### What is needed
How many lines in the entries below contain "stars"? Answer with the number only.

### Data to process
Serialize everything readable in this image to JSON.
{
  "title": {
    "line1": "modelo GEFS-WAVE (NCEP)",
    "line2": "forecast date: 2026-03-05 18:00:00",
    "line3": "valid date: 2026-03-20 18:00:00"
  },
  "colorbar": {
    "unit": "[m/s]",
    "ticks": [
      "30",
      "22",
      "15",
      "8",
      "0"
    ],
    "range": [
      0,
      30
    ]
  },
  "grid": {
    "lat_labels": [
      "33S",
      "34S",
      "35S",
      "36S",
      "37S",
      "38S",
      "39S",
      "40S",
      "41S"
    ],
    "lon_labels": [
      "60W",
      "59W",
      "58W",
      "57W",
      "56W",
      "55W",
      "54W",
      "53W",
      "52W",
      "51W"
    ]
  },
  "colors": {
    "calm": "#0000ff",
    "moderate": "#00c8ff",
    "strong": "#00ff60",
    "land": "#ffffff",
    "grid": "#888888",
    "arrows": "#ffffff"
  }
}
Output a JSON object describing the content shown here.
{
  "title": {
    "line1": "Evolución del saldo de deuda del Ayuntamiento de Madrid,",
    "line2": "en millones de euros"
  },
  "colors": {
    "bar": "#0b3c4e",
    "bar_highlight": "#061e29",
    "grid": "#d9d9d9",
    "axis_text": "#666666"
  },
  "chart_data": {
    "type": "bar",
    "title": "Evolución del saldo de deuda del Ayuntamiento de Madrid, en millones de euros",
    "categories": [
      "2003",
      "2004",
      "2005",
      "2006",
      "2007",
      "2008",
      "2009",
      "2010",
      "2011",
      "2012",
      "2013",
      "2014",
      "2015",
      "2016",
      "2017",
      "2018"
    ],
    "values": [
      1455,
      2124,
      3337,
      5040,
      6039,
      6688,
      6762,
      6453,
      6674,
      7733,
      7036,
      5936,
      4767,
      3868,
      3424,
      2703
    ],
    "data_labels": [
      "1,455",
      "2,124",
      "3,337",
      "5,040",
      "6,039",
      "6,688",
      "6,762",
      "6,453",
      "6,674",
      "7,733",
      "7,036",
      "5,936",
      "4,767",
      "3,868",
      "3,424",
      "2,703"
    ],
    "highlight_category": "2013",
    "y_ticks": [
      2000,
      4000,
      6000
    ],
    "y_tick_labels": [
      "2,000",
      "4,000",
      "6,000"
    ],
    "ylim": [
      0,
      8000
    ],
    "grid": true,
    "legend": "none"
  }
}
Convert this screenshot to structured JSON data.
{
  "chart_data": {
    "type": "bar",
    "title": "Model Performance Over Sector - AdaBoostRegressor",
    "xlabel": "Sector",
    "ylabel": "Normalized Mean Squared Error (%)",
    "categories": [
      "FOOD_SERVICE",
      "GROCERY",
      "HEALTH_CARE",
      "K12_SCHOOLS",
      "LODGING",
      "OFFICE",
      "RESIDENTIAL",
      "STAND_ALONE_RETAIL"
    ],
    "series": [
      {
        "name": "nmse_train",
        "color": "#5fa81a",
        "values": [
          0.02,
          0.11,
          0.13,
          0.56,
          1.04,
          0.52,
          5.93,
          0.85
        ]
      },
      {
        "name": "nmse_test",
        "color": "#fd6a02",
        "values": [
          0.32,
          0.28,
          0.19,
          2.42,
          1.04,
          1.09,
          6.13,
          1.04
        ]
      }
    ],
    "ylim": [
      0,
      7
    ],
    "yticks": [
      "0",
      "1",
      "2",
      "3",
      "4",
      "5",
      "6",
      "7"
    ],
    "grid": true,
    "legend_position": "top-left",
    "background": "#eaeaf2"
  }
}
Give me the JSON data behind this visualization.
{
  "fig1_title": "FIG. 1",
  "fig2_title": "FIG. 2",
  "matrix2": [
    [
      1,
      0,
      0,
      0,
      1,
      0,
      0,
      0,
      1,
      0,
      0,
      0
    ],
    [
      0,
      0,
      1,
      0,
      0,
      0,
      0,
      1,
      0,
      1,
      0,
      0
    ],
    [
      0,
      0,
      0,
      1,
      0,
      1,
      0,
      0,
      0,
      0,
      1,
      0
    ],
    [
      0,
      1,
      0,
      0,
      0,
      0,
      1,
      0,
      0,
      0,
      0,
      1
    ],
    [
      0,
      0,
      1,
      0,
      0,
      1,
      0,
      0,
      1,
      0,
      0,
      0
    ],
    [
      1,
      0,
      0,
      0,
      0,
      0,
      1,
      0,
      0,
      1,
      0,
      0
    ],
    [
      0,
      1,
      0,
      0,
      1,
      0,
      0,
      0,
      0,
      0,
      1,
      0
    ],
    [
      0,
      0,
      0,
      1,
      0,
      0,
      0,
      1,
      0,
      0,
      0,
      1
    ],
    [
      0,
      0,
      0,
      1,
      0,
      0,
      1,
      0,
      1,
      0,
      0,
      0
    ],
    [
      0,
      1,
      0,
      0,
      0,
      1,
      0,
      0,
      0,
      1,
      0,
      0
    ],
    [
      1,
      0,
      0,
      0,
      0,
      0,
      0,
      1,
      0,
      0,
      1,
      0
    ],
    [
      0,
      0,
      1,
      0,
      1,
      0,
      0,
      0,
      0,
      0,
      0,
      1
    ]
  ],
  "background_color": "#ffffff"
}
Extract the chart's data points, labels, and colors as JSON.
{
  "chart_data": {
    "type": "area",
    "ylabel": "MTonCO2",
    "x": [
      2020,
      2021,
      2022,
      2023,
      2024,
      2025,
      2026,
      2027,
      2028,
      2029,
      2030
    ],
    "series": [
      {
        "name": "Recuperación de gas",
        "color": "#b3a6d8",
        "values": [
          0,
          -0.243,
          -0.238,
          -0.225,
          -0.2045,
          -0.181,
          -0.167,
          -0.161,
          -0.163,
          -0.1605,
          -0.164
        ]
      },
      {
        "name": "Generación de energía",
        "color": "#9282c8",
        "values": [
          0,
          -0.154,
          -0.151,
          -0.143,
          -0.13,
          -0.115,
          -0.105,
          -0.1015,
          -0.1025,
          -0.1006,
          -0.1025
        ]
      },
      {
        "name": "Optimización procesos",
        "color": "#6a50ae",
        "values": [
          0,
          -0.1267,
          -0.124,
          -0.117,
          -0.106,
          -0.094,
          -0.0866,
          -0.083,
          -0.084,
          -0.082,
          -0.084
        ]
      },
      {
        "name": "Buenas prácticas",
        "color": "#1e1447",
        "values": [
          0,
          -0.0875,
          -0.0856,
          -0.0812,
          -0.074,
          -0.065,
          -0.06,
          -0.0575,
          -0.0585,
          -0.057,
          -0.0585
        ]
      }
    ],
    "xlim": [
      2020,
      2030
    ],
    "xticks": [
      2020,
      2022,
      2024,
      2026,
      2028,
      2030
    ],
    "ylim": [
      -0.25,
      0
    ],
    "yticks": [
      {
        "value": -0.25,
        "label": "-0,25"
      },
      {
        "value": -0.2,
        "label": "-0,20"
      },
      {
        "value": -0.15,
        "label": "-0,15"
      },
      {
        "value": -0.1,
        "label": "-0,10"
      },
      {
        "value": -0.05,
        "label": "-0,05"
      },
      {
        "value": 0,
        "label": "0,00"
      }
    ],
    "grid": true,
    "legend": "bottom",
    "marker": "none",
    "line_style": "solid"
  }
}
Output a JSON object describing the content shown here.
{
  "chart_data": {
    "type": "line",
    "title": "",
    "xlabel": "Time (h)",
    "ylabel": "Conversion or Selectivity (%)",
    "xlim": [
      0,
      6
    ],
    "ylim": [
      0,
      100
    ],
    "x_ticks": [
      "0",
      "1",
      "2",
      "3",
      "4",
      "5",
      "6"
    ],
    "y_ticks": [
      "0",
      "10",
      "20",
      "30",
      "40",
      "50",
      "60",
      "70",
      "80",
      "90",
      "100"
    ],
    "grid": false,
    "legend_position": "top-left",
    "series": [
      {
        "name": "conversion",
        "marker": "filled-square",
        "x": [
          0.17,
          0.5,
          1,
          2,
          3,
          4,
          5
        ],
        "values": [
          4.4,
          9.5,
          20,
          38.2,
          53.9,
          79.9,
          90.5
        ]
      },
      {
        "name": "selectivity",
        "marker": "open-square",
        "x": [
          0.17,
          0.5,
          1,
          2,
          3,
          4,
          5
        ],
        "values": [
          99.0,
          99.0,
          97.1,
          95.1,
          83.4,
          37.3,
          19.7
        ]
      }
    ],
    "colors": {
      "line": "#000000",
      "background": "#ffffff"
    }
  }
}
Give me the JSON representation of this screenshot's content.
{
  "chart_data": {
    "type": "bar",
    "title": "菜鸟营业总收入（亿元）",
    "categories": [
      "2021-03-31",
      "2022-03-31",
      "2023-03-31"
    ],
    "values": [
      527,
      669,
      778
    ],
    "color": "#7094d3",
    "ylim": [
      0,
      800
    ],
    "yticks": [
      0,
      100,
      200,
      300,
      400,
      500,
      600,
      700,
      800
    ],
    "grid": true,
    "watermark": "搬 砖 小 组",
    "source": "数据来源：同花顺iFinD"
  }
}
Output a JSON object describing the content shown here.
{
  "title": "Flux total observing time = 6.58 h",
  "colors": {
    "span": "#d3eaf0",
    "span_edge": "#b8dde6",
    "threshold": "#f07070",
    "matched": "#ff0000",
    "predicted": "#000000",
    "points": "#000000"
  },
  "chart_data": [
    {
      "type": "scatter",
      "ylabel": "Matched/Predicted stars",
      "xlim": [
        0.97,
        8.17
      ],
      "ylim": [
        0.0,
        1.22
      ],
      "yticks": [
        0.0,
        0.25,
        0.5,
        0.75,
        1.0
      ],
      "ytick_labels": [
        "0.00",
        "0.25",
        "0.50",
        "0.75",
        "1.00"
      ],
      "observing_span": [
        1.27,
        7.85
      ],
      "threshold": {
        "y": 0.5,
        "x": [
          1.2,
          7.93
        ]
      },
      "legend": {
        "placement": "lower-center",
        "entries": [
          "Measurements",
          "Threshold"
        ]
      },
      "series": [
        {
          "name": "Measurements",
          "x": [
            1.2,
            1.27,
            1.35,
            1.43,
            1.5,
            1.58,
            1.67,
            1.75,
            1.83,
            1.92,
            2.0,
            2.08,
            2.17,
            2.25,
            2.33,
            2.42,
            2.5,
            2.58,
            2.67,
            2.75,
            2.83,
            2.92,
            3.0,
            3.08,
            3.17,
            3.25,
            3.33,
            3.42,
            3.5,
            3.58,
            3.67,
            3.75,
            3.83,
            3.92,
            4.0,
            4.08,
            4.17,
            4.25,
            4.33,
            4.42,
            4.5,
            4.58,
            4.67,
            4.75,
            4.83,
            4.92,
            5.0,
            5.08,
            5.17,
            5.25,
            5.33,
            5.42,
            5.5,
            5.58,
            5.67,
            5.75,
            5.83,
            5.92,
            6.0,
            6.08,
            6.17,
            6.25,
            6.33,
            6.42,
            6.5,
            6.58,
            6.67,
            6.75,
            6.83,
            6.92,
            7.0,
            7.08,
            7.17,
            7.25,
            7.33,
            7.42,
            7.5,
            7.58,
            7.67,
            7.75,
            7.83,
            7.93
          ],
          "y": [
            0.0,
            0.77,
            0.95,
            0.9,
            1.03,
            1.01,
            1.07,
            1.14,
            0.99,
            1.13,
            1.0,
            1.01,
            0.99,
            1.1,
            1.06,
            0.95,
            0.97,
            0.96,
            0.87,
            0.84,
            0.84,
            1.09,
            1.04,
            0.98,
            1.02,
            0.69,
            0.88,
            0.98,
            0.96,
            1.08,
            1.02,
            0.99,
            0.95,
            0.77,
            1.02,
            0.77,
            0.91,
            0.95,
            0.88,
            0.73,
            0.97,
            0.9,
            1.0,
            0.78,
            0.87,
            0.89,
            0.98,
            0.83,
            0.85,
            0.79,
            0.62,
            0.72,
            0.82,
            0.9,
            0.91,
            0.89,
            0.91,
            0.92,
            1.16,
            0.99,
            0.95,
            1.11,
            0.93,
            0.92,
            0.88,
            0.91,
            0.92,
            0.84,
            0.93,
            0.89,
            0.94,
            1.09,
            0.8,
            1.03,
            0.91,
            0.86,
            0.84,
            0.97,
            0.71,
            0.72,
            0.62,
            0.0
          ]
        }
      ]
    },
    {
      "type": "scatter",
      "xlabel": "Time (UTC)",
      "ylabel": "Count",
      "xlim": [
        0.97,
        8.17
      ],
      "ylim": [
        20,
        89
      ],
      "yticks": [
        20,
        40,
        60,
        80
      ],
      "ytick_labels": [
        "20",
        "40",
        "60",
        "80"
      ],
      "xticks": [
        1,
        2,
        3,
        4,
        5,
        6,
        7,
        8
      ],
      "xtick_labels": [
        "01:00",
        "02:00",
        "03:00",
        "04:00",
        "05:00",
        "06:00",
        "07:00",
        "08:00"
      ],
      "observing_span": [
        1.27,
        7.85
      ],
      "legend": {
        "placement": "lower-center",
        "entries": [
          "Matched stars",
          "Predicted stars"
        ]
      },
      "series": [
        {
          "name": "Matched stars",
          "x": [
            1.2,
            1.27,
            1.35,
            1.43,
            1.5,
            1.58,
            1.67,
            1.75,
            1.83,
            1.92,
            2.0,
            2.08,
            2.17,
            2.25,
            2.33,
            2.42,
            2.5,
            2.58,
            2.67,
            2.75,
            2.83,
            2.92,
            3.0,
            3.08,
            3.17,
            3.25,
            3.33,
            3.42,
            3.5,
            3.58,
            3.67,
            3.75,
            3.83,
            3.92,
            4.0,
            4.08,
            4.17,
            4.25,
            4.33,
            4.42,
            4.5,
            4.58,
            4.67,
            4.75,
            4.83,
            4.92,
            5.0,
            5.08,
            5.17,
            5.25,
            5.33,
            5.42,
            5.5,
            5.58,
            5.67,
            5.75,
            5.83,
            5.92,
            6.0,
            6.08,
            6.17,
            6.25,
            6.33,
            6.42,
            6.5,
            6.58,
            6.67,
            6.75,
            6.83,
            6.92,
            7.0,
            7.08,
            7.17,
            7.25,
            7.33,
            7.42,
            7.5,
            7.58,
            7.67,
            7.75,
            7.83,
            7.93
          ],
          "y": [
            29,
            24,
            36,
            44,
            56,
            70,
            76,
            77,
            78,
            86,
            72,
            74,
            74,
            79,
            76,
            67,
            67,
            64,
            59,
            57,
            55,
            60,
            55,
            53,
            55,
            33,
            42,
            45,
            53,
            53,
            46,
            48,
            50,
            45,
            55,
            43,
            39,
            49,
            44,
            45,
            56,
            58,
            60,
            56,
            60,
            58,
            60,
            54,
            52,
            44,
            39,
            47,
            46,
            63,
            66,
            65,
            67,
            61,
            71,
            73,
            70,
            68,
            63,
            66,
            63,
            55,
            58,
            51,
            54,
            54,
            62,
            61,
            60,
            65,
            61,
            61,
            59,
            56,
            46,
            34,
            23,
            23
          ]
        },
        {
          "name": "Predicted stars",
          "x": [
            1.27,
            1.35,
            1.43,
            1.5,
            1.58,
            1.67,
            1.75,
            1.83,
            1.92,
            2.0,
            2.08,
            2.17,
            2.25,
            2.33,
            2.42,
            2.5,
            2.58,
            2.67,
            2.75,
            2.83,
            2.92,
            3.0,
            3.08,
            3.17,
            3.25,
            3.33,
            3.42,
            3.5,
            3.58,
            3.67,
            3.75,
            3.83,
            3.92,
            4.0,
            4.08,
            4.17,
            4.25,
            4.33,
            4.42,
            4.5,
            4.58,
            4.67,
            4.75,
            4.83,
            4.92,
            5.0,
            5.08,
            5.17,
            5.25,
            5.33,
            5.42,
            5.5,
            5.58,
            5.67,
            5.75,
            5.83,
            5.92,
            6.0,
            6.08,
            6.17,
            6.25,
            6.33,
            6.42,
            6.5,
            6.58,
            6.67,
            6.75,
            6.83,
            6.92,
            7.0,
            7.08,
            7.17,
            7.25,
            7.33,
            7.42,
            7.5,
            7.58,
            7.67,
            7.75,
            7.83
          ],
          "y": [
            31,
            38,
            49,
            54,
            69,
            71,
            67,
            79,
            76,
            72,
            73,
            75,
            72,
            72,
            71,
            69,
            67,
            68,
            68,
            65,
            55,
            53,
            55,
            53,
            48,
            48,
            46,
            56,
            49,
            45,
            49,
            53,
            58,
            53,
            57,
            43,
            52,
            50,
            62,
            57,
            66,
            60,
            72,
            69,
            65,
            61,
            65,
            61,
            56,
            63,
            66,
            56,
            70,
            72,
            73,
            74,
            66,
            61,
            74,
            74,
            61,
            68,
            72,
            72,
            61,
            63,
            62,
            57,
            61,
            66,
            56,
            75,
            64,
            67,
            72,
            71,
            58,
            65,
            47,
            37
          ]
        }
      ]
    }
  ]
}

### Correct result
5